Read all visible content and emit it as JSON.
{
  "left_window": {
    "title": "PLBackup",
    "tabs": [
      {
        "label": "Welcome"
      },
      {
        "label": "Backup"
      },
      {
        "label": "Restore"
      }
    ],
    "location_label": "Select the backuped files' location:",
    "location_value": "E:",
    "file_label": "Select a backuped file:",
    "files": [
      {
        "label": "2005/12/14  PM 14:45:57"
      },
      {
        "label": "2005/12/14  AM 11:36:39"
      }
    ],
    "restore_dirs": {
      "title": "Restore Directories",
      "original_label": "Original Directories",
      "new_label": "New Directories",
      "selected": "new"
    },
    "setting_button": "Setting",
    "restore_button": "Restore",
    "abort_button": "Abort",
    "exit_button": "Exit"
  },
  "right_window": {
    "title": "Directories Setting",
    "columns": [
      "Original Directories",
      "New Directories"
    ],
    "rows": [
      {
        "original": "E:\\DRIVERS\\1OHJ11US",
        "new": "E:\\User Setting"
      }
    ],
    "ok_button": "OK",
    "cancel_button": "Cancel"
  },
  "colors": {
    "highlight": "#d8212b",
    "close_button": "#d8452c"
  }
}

------------

**WHAT IS ASKED**. Find the word "files" in the records and pull out each line that has it.

**WRITTEN RESPONSE**.
    "location_label": "Select the backuped files' location:",
    "files": [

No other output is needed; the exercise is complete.